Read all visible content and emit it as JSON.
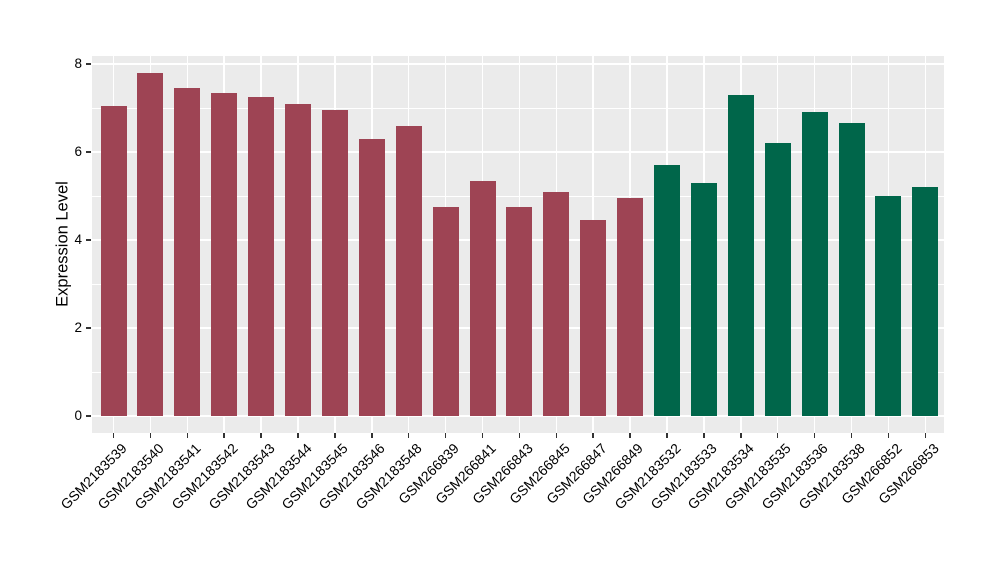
{
  "chart_data": {
    "type": "bar",
    "title": "",
    "xlabel": "",
    "ylabel": "Expression Level",
    "categories": [
      "GSM2183539",
      "GSM2183540",
      "GSM2183541",
      "GSM2183542",
      "GSM2183543",
      "GSM2183544",
      "GSM2183545",
      "GSM2183546",
      "GSM2183548",
      "GSM266839",
      "GSM266841",
      "GSM266843",
      "GSM266845",
      "GSM266847",
      "GSM266849",
      "GSM2183532",
      "GSM2183533",
      "GSM2183534",
      "GSM2183535",
      "GSM2183536",
      "GSM2183538",
      "GSM266852",
      "GSM266853"
    ],
    "values": [
      7.05,
      7.8,
      7.45,
      7.35,
      7.25,
      7.1,
      6.95,
      6.3,
      6.6,
      4.75,
      5.35,
      4.75,
      5.1,
      4.45,
      4.95,
      5.7,
      5.3,
      7.3,
      6.2,
      6.9,
      6.65,
      5.0,
      5.2
    ],
    "bar_group": [
      0,
      0,
      0,
      0,
      0,
      0,
      0,
      0,
      0,
      0,
      0,
      0,
      0,
      0,
      0,
      1,
      1,
      1,
      1,
      1,
      1,
      1,
      1
    ],
    "group_colors": [
      "#9E4454",
      "#00664A"
    ],
    "ylim": [
      0,
      8.2
    ],
    "yticks_major": [
      0,
      2,
      4,
      6,
      8
    ],
    "yticks_minor": [
      1,
      3,
      5,
      7
    ],
    "ytick_labels": [
      "0",
      "2",
      "4",
      "6",
      "8"
    ],
    "legend": "none",
    "grid": "on",
    "panel_bg": "#EBEBEB",
    "grid_color": "#FFFFFF"
  }
}
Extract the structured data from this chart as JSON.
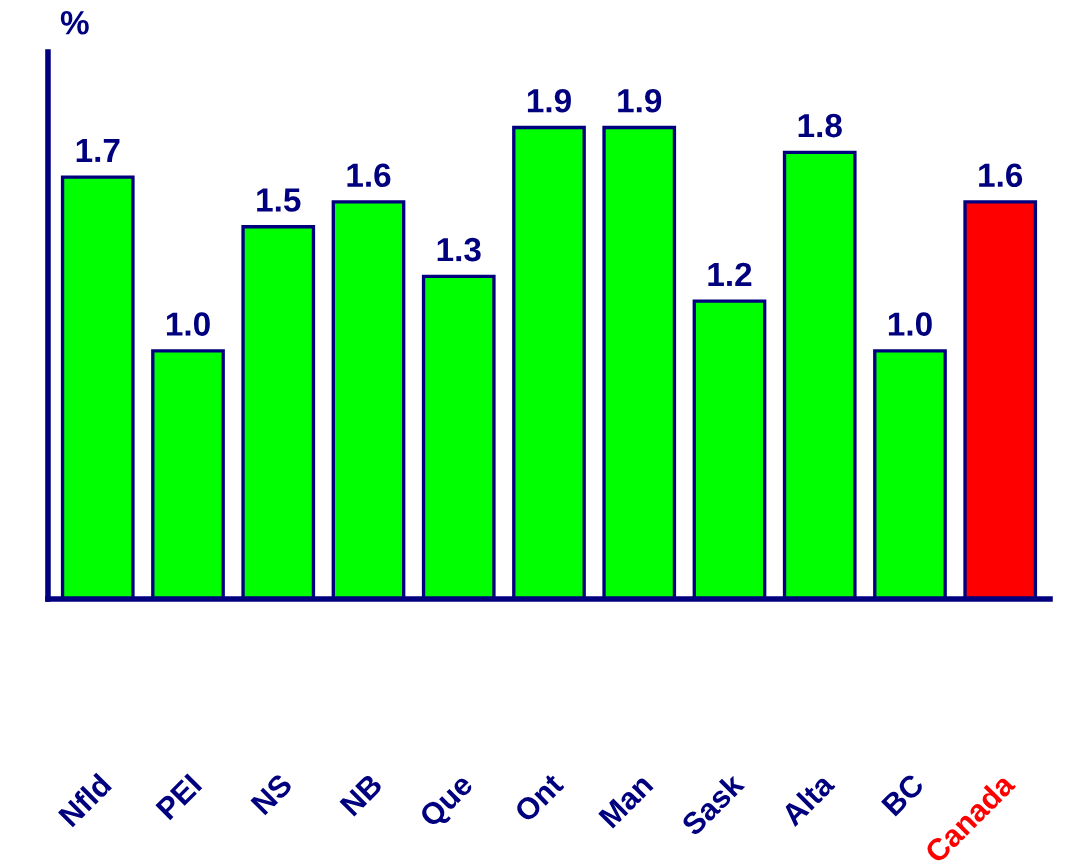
{
  "chart_data": {
    "type": "bar",
    "ylabel": "%",
    "categories": [
      "Nfld",
      "PEI",
      "NS",
      "NB",
      "Que",
      "Ont",
      "Man",
      "Sask",
      "Alta",
      "BC",
      "Canada"
    ],
    "values": [
      1.7,
      1.0,
      1.5,
      1.6,
      1.3,
      1.9,
      1.9,
      1.2,
      1.8,
      1.0,
      1.6
    ],
    "colors": [
      "#00ff00",
      "#00ff00",
      "#00ff00",
      "#00ff00",
      "#00ff00",
      "#00ff00",
      "#00ff00",
      "#00ff00",
      "#00ff00",
      "#00ff00",
      "#ff0000"
    ],
    "value_labels": [
      "1.7",
      "1.0",
      "1.5",
      "1.6",
      "1.3",
      "1.9",
      "1.9",
      "1.2",
      "1.8",
      "1.0",
      "1.6"
    ],
    "grid": false,
    "legend": false
  }
}
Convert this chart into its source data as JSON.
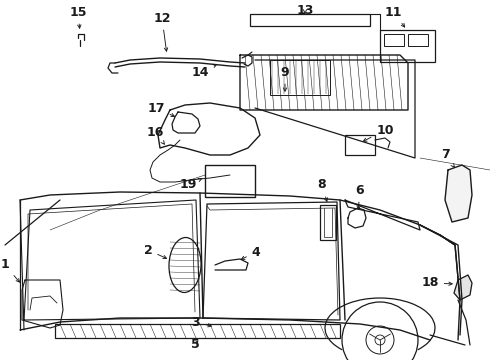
{
  "bg_color": "#ffffff",
  "line_color": "#1a1a1a",
  "figsize": [
    4.9,
    3.6
  ],
  "dpi": 100
}
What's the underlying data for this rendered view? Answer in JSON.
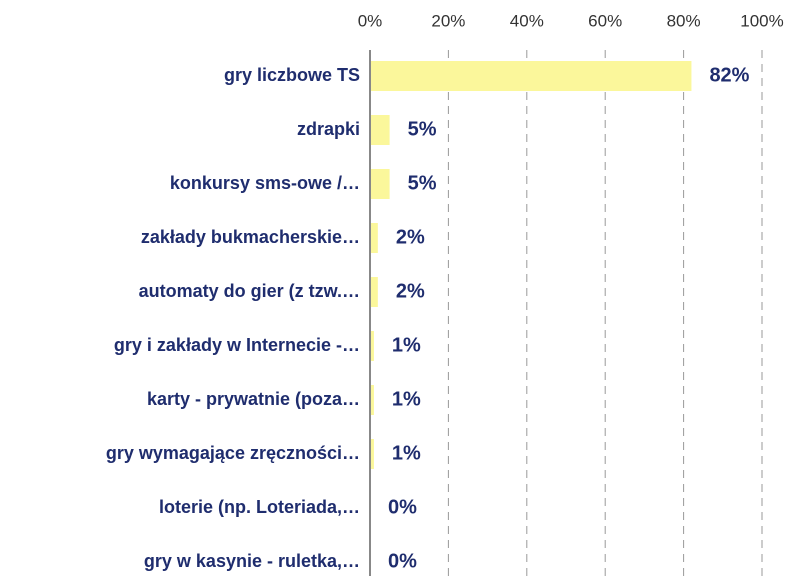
{
  "chart_data": {
    "type": "hbar",
    "categories": [
      "gry liczbowe TS",
      "zdrapki",
      "konkursy sms-owe /…",
      "zakłady bukmacherskie…",
      "automaty do gier (z tzw.…",
      "gry i zakłady w Internecie -…",
      "karty - prywatnie (poza…",
      "gry wymagające zręczności…",
      "loterie (np. Loteriada,…",
      "gry w kasynie - ruletka,…"
    ],
    "values": [
      82,
      5,
      5,
      2,
      2,
      1,
      1,
      1,
      0,
      0
    ],
    "value_labels": [
      "82%",
      "5%",
      "5%",
      "2%",
      "2%",
      "1%",
      "1%",
      "1%",
      "0%",
      "0%"
    ],
    "color": "#fbf79b",
    "xlim": [
      0,
      100
    ],
    "xticks": [
      {
        "value": 0,
        "label": "0%"
      },
      {
        "value": 20,
        "label": "20%"
      },
      {
        "value": 40,
        "label": "40%"
      },
      {
        "value": 60,
        "label": "60%"
      },
      {
        "value": 80,
        "label": "80%"
      },
      {
        "value": 100,
        "label": "100%"
      }
    ],
    "grid": true
  }
}
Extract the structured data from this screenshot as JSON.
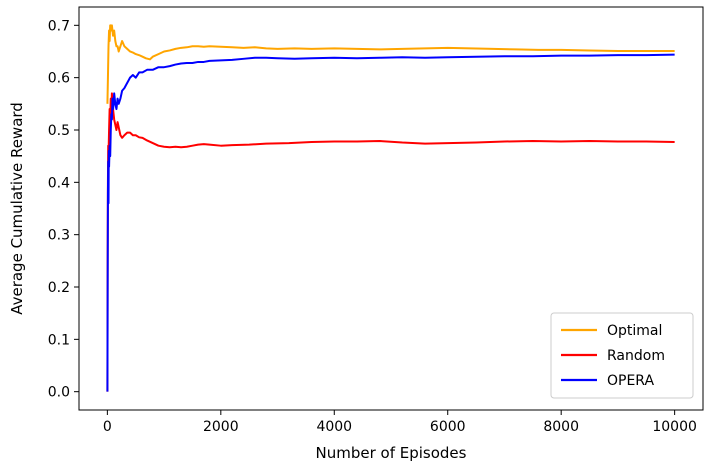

------------------------------------

Reproduce exactly, and only, the lines from the one containing "What's the underlying" through the last line of the records above, both included, leaving out any pictures.

What's the underlying data for this rendered view? Answer in JSON.
{
  "chart_data": {
    "type": "hbar",
    "categories": [
      "gry liczbowe TS",
      "zdrapki",
      "konkursy sms-owe /…",
      "zakłady bukmacherskie…",
      "automaty do gier (z tzw.…",
      "gry i zakłady w Internecie -…",
      "karty - prywatnie (poza…",
      "gry wymagające zręczności…",
      "loterie (np. Loteriada,…",
      "gry w kasynie - ruletka,…"
    ],
    "values": [
      82,
      5,
      5,
      2,
      2,
      1,
      1,
      1,
      0,
      0
    ],
    "value_labels": [
      "82%",
      "5%",
      "5%",
      "2%",
      "2%",
      "1%",
      "1%",
      "1%",
      "0%",
      "0%"
    ],
    "color": "#fbf79b",
    "xlim": [
      0,
      100
    ],
    "xticks": [
      {
        "value": 0,
        "label": "0%"
      },
      {
        "value": 20,
        "label": "20%"
      },
      {
        "value": 40,
        "label": "40%"
      },
      {
        "value": 60,
        "label": "60%"
      },
      {
        "value": 80,
        "label": "80%"
      },
      {
        "value": 100,
        "label": "100%"
      }
    ],
    "grid": true
  }
}
Extract the structured data from this screenshot as JSON.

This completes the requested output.